(Collected data entries)
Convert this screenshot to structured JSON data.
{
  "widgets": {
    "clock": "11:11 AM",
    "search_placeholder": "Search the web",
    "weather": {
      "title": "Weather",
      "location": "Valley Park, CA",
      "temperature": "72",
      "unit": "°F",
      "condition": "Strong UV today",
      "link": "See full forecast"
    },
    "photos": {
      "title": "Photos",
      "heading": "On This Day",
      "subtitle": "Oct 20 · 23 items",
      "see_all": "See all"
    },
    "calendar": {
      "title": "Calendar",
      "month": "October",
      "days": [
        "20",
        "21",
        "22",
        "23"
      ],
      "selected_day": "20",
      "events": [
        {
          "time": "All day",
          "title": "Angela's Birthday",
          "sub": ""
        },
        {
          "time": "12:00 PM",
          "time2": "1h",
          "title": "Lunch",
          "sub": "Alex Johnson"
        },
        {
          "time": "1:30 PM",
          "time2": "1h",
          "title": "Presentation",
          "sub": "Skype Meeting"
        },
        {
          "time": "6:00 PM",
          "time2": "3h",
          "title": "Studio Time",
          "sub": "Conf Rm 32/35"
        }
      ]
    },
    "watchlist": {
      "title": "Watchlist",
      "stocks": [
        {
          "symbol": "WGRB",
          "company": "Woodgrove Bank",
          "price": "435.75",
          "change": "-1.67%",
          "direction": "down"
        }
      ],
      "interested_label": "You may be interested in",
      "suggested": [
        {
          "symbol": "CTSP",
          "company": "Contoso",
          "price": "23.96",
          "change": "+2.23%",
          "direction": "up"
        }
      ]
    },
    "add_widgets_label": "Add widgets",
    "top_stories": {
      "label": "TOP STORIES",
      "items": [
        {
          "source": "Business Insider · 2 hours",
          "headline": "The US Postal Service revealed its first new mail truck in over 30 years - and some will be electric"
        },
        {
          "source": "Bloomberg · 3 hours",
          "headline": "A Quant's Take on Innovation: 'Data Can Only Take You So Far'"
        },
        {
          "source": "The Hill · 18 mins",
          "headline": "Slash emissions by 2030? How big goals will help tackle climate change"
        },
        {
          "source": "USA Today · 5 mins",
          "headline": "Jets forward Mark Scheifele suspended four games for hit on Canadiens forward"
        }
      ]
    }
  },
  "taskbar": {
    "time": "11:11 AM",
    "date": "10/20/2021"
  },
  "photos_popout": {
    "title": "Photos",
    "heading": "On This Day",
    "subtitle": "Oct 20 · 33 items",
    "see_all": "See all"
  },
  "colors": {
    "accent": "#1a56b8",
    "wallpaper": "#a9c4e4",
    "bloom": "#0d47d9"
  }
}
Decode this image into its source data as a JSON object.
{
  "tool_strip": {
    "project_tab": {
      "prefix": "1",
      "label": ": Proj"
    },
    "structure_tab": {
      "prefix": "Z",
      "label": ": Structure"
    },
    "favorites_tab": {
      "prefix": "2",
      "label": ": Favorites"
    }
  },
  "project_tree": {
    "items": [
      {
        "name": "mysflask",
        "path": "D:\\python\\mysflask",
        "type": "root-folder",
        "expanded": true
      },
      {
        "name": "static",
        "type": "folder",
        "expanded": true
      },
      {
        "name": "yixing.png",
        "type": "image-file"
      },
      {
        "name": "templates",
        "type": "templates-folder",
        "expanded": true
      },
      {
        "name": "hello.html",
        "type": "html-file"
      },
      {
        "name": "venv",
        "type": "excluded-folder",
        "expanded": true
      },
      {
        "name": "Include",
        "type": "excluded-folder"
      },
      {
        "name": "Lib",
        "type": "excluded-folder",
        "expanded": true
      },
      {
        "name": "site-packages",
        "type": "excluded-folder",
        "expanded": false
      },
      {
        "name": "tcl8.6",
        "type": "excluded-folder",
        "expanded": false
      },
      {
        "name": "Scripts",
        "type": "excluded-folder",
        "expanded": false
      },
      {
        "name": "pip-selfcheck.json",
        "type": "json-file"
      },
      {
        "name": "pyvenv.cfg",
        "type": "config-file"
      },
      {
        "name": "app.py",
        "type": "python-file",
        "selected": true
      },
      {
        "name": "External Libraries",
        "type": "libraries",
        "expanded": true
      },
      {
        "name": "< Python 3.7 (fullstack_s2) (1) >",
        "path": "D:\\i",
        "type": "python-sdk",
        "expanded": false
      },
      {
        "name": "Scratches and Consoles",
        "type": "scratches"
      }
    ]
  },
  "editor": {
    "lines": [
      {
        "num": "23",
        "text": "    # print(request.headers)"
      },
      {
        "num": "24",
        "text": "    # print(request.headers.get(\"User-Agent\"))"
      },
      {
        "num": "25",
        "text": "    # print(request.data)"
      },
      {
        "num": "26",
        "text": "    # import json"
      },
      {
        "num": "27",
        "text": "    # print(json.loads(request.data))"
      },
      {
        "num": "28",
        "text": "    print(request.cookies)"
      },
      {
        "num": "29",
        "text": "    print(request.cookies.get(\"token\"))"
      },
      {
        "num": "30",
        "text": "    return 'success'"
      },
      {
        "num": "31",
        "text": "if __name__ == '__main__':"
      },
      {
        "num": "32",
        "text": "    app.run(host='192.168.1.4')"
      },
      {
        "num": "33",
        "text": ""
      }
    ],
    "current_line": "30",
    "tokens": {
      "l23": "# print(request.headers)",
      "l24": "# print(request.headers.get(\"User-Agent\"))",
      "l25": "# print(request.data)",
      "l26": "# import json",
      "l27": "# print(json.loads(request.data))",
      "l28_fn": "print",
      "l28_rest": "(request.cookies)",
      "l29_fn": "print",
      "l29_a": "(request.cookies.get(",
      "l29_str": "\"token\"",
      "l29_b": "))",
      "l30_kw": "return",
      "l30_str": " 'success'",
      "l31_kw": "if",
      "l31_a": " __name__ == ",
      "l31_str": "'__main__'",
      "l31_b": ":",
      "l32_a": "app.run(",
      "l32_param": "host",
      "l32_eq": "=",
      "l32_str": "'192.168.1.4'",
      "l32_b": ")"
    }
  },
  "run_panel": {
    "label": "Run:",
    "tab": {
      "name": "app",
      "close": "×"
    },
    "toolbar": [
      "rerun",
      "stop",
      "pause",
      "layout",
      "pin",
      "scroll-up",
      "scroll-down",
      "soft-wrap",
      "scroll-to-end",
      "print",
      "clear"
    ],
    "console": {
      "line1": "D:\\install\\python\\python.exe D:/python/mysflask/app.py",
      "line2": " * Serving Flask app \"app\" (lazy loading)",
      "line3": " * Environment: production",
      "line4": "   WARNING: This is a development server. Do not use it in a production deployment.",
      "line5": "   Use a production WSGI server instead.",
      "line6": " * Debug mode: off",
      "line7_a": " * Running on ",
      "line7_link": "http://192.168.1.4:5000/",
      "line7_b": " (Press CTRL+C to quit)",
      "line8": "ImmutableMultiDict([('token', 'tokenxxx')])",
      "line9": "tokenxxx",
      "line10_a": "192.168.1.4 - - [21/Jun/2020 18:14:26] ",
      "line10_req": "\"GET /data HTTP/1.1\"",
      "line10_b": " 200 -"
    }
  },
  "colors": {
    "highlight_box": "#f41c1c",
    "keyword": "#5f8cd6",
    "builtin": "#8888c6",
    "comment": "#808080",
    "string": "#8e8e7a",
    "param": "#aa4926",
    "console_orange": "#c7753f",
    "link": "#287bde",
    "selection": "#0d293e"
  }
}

### INSTRUCTIONS TO FOLLOW
Write out every record shown above, word for word.

### SOLUTION TO THIS EXERCISE
Convert this screenshot to structured JSON data.
{
  "widgets": {
    "clock": "11:11 AM",
    "search_placeholder": "Search the web",
    "weather": {
      "title": "Weather",
      "location": "Valley Park, CA",
      "temperature": "72",
      "unit": "°F",
      "condition": "Strong UV today",
      "link": "See full forecast"
    },
    "photos": {
      "title": "Photos",
      "heading": "On This Day",
      "subtitle": "Oct 20 · 23 items",
      "see_all": "See all"
    },
    "calendar": {
      "title": "Calendar",
      "month": "October",
      "days": [
        "20",
        "21",
        "22",
        "23"
      ],
      "selected_day": "20",
      "events": [
        {
          "time": "All day",
          "title": "Angela's Birthday",
          "sub": ""
        },
        {
          "time": "12:00 PM",
          "time2": "1h",
          "title": "Lunch",
          "sub": "Alex Johnson"
        },
        {
          "time": "1:30 PM",
          "time2": "1h",
          "title": "Presentation",
          "sub": "Skype Meeting"
        },
        {
          "time": "6:00 PM",
          "time2": "3h",
          "title": "Studio Time",
          "sub": "Conf Rm 32/35"
        }
      ]
    },
    "watchlist": {
      "title": "Watchlist",
      "stocks": [
        {
          "symbol": "WGRB",
          "company": "Woodgrove Bank",
          "price": "435.75",
          "change": "-1.67%",
          "direction": "down"
        }
      ],
      "interested_label": "You may be interested in",
      "suggested": [
        {
          "symbol": "CTSP",
          "company": "Contoso",
          "price": "23.96",
          "change": "+2.23%",
          "direction": "up"
        }
      ]
    },
    "add_widgets_label": "Add widgets",
    "top_stories": {
      "label": "TOP STORIES",
      "items": [
        {
          "source": "Business Insider · 2 hours",
          "headline": "The US Postal Service revealed its first new mail truck in over 30 years - and some will be electric"
        },
        {
          "source": "Bloomberg · 3 hours",
          "headline": "A Quant's Take on Innovation: 'Data Can Only Take You So Far'"
        },
        {
          "source": "The Hill · 18 mins",
          "headline": "Slash emissions by 2030? How big goals will help tackle climate change"
        },
        {
          "source": "USA Today · 5 mins",
          "headline": "Jets forward Mark Scheifele suspended four games for hit on Canadiens forward"
        }
      ]
    }
  },
  "taskbar": {
    "time": "11:11 AM",
    "date": "10/20/2021"
  },
  "photos_popout": {
    "title": "Photos",
    "heading": "On This Day",
    "subtitle": "Oct 20 · 33 items",
    "see_all": "See all"
  },
  "colors": {
    "accent": "#1a56b8",
    "wallpaper": "#a9c4e4",
    "bloom": "#0d47d9"
  }
}
Decode this image into its source data as a JSON object.
{
  "tool_strip": {
    "project_tab": {
      "prefix": "1",
      "label": ": Proj"
    },
    "structure_tab": {
      "prefix": "Z",
      "label": ": Structure"
    },
    "favorites_tab": {
      "prefix": "2",
      "label": ": Favorites"
    }
  },
  "project_tree": {
    "items": [
      {
        "name": "mysflask",
        "path": "D:\\python\\mysflask",
        "type": "root-folder",
        "expanded": true
      },
      {
        "name": "static",
        "type": "folder",
        "expanded": true
      },
      {
        "name": "yixing.png",
        "type": "image-file"
      },
      {
        "name": "templates",
        "type": "templates-folder",
        "expanded": true
      },
      {
        "name": "hello.html",
        "type": "html-file"
      },
      {
        "name": "venv",
        "type": "excluded-folder",
        "expanded": true
      },
      {
        "name": "Include",
        "type": "excluded-folder"
      },
      {
        "name": "Lib",
        "type": "excluded-folder",
        "expanded": true
      },
      {
        "name": "site-packages",
        "type": "excluded-folder",
        "expanded": false
      },
      {
        "name": "tcl8.6",
        "type": "excluded-folder",
        "expanded": false
      },
      {
        "name": "Scripts",
        "type": "excluded-folder",
        "expanded": false
      },
      {
        "name": "pip-selfcheck.json",
        "type": "json-file"
      },
      {
        "name": "pyvenv.cfg",
        "type": "config-file"
      },
      {
        "name": "app.py",
        "type": "python-file",
        "selected": true
      },
      {
        "name": "External Libraries",
        "type": "libraries",
        "expanded": true
      },
      {
        "name": "< Python 3.7 (fullstack_s2) (1) >",
        "path": "D:\\i",
        "type": "python-sdk",
        "expanded": false
      },
      {
        "name": "Scratches and Consoles",
        "type": "scratches"
      }
    ]
  },
  "editor": {
    "lines": [
      {
        "num": "23",
        "text": "    # print(request.headers)"
      },
      {
        "num": "24",
        "text": "    # print(request.headers.get(\"User-Agent\"))"
      },
      {
        "num": "25",
        "text": "    # print(request.data)"
      },
      {
        "num": "26",
        "text": "    # import json"
      },
      {
        "num": "27",
        "text": "    # print(json.loads(request.data))"
      },
      {
        "num": "28",
        "text": "    print(request.cookies)"
      },
      {
        "num": "29",
        "text": "    print(request.cookies.get(\"token\"))"
      },
      {
        "num": "30",
        "text": "    return 'success'"
      },
      {
        "num": "31",
        "text": "if __name__ == '__main__':"
      },
      {
        "num": "32",
        "text": "    app.run(host='192.168.1.4')"
      },
      {
        "num": "33",
        "text": ""
      }
    ],
    "current_line": "30",
    "tokens": {
      "l23": "# print(request.headers)",
      "l24": "# print(request.headers.get(\"User-Agent\"))",
      "l25": "# print(request.data)",
      "l26": "# import json",
      "l27": "# print(json.loads(request.data))",
      "l28_fn": "print",
      "l28_rest": "(request.cookies)",
      "l29_fn": "print",
      "l29_a": "(request.cookies.get(",
      "l29_str": "\"token\"",
      "l29_b": "))",
      "l30_kw": "return",
      "l30_str": " 'success'",
      "l31_kw": "if",
      "l31_a": " __name__ == ",
      "l31_str": "'__main__'",
      "l31_b": ":",
      "l32_a": "app.run(",
      "l32_param": "host",
      "l32_eq": "=",
      "l32_str": "'192.168.1.4'",
      "l32_b": ")"
    }
  },
  "run_panel": {
    "label": "Run:",
    "tab": {
      "name": "app",
      "close": "×"
    },
    "toolbar": [
      "rerun",
      "stop",
      "pause",
      "layout",
      "pin",
      "scroll-up",
      "scroll-down",
      "soft-wrap",
      "scroll-to-end",
      "print",
      "clear"
    ],
    "console": {
      "line1": "D:\\install\\python\\python.exe D:/python/mysflask/app.py",
      "line2": " * Serving Flask app \"app\" (lazy loading)",
      "line3": " * Environment: production",
      "line4": "   WARNING: This is a development server. Do not use it in a production deployment.",
      "line5": "   Use a production WSGI server instead.",
      "line6": " * Debug mode: off",
      "line7_a": " * Running on ",
      "line7_link": "http://192.168.1.4:5000/",
      "line7_b": " (Press CTRL+C to quit)",
      "line8": "ImmutableMultiDict([('token', 'tokenxxx')])",
      "line9": "tokenxxx",
      "line10_a": "192.168.1.4 - - [21/Jun/2020 18:14:26] ",
      "line10_req": "\"GET /data HTTP/1.1\"",
      "line10_b": " 200 -"
    }
  },
  "colors": {
    "highlight_box": "#f41c1c",
    "keyword": "#5f8cd6",
    "builtin": "#8888c6",
    "comment": "#808080",
    "string": "#8e8e7a",
    "param": "#aa4926",
    "console_orange": "#c7753f",
    "link": "#287bde",
    "selection": "#0d293e"
  }
}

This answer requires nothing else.